Reporting of Cervical Biopsy:

Atypia, reactive atypia

Cervical lntraepithelial Neoplasia (CIN I, CIN II, CIN III), carcinoma in situ – the
grading depends on how deep the abnormal cells have invaded the cervical
epithelium.

Squamous cell carcinoma

Adenocarcinoma, AIS
Treatment Options for Cervical
Intraepithelial Neoplasia: CIN 2, 3


Treatment options include an excision or an ablation procedure
LEEP – loop electrosurgical excision procedure

LLETZ – large loop excision of the transformation zone

Cone biopsy / cold cone biopsy

Laser ablation

Cryotherapy is rarely used anymore. It should never be used for CIN 3.

The goal of treatment is to remove the dysplasia and leave no residual
disease behind. This is called having “negative” margins. You want both
ectocervix and endocervix margins to be free of disease.
Cervical Cancer: 8

According to the National Cancer Institute, there were 12,340 new cases of
cervical cancer and 4,030 deaths in 2013.

Cervical cancer is classified by stages. Class 0 would be CIS and AIS and have
a good prognosis.
Treatment Options for Cervical Cancer:

Treatment depends on the extent of disease, age at diagnosis and whether
preserving fertility is desired.

In young women a cone biopsy maybe done for CIS and AIS

Treatment can include hysterectomy, chemotherapy and radiation
Prevention of Cervical Cancer:

Educate on the importance of regular screening Pap smears

Encourage and offer the HPV vaccine

Discuss HPV and how it is transmitted

Educate on the risks factors for cervical cancer
Case Study #1:

Jennifer is a 39 year old G2 P2 who had her first abnormal Pap smear. The results
were ASCUS positive HR HPV.

Should she have a colposcopy?

She had an adequate colposcopy. A cervical biopsy at 4 o'clock was CIN I – II. An
ECC was negative.

Should she have any treatment? If yes, what would be the treatment options?

Stored data entries
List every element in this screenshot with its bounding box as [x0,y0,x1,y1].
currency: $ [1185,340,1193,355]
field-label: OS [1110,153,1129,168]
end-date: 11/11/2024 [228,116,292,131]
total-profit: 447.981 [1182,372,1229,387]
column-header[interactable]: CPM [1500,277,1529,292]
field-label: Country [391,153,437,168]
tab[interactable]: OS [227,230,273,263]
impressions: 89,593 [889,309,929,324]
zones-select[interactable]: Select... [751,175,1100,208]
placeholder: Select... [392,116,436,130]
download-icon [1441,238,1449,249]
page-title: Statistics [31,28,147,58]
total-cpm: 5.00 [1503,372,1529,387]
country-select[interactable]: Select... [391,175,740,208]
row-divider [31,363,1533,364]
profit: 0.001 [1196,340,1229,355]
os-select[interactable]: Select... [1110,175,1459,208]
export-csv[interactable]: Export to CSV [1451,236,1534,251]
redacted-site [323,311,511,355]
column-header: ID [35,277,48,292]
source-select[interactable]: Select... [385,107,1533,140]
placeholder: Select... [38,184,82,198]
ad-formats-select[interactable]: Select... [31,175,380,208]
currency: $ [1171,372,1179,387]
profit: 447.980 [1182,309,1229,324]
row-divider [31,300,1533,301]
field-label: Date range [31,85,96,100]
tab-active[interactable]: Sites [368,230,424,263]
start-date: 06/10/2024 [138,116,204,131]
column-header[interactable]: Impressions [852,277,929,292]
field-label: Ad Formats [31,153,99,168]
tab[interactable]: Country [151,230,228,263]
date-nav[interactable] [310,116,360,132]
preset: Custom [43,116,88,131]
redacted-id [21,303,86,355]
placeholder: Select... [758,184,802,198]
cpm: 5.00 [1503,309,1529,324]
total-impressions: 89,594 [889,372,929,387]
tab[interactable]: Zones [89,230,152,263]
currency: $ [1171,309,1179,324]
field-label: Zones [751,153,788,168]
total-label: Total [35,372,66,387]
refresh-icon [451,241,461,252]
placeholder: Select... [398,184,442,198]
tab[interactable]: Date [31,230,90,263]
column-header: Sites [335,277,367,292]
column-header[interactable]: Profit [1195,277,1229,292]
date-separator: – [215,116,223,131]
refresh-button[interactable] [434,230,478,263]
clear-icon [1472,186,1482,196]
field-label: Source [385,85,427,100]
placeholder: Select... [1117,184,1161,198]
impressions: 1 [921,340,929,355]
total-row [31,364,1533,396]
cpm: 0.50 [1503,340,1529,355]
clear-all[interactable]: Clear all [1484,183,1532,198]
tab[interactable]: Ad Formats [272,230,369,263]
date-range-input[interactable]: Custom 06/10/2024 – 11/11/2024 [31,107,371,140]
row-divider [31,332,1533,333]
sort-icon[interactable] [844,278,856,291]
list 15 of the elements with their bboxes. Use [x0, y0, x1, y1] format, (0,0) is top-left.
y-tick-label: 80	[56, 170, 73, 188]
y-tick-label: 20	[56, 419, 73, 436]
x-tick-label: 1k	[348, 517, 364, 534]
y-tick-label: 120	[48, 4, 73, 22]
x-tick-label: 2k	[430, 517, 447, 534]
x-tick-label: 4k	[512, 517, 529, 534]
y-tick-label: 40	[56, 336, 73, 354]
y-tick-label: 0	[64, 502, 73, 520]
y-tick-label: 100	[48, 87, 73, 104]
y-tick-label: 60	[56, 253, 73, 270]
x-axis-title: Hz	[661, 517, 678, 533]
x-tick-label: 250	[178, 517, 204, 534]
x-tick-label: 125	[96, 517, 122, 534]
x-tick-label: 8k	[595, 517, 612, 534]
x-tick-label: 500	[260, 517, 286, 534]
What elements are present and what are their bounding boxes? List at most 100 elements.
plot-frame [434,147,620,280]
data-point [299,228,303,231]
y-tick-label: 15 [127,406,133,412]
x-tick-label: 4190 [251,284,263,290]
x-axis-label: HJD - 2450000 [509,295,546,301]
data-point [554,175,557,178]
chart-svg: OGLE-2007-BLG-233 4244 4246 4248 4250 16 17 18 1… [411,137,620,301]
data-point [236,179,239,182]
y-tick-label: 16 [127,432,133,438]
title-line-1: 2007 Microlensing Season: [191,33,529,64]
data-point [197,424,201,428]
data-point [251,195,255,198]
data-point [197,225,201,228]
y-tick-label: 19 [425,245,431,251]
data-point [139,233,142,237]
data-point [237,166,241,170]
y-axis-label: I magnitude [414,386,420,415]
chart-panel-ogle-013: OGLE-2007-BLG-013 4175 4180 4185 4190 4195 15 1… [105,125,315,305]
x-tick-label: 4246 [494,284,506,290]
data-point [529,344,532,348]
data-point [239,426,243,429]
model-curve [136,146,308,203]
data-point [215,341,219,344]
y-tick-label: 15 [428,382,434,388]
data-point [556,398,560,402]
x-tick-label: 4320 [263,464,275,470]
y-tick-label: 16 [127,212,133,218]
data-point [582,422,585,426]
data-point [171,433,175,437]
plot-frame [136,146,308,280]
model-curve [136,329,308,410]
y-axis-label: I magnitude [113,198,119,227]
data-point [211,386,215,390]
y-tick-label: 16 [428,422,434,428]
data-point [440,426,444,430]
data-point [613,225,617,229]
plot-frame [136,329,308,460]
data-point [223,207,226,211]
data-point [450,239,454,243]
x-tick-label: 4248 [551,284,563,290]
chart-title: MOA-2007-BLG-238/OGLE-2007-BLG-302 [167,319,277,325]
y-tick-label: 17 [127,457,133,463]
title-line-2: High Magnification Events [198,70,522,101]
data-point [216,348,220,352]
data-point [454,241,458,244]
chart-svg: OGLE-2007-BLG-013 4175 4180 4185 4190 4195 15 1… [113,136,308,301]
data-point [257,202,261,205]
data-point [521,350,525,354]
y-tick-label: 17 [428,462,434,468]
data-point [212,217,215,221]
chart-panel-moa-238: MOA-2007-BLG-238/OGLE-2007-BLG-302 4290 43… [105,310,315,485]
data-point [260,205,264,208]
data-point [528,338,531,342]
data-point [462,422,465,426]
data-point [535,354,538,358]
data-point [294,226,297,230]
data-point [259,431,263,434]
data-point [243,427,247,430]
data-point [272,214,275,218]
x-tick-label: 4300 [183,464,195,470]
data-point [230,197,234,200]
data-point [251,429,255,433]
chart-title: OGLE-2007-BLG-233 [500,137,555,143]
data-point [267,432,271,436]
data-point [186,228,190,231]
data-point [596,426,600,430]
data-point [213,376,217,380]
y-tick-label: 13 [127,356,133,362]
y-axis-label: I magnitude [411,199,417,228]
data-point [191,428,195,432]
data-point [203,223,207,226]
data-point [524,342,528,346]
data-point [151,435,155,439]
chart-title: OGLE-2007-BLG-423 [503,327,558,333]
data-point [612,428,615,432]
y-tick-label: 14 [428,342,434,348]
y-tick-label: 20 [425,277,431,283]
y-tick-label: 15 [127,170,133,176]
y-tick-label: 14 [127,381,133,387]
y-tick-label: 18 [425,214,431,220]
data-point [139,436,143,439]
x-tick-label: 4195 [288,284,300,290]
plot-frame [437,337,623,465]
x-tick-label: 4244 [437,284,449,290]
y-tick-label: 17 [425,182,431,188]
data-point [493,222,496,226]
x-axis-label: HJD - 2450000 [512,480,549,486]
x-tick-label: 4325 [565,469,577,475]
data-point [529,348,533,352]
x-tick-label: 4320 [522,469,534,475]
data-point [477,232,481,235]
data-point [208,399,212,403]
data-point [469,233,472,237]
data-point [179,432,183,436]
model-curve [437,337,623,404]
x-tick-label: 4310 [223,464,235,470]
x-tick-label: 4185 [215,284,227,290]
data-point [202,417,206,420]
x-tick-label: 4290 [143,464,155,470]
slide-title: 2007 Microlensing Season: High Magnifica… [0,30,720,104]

__What this task involves__:
Could you carry on the notes on cervical neoplasia and cancer from the point where they stop?

__Answer space__:

She had a LEEP. The results were CIN II. The CIN II involves both the inked
apparent ectocervical margin and endocervical margin.

Her first follow up Pap smear 6 months later was negative. According to the new
guidelines, what else should have been done at this visit?
Case Study #2:

Susan is a 35 year old G 0 who presents for her annual exam. Her Pap smear
results are negative but no endocervical component is present.

The HPV testing is positive.

What would be the next plan of care for her?
Case Study #3:

Mary is a 56 year old G0 who was referred by her PCP for colposcopy. Her Pap
results were HGSIL and she has no previous abnormal Pap smear history. Mary
believes her previous Pap was 2 years ago in her home country. At her first
visit her BP was 198/110. She was sent to urgent care. After multiple phone
calls and a certified letter, she returned 5 months later. Her colposcopy was
inadequate because the entire SCJ could not be seen. On colposcopy, from 3
– 9 o'clock there were stark AA changes and course vessels.

The impression on colposcopy was HGSIL/CIS.

The cervical biopsy was squamous cell carcinoma.

What is the next plan for her?
Case Study #4:

Megan is a 23 year old G 0 with a 2 year history of abnormal Pap smears. Her
initial abnormal Pap smear was LGSIL positive HR HPV 10/2011. A adequate
colposcopy was done in 11/2011. A cervical biopsy was CIN I and the ECC was
negative. A follow up Pap was done 6/2012 and the result was ASCUS positive
HR HPV. It was decided to follow up with a repeat Pap smear. Megan did not
come back for a Pap smear until 12/2013. The result was AGUS, favor
endocervical origin.

Does she need colposcopy?

A colposcopy was done which was adequate. A cervical biopsy was CIN I and
the ECC was negative. What is the appropriate follow up plan?
Case Study #5:

Diane is a 44 year old G3 P3002 who presents for an annual exam. Her Pap
smear was HGSIL. The colposcopy was difficult because of her weight of 284
lbs. The colposcopy was adequate and there were AA changes at 12 o'clock.
My impression was CIN I but the biopsy was CIN III. An ECC was negative.

A LEEP was done which took 45 minutes.

The pathology was CIN III with deep endocervical involvement. There was no
invasive carcinoma.

The plan of care is a TAH
References

1. American Society for Colposcopy and Cervical Pathology. Cervical cancer
screening recommendations, 2012. ASCCP. http://www.ascp.org/Guidelines/
Screening-Guidelines. Accessed January 3, 2014.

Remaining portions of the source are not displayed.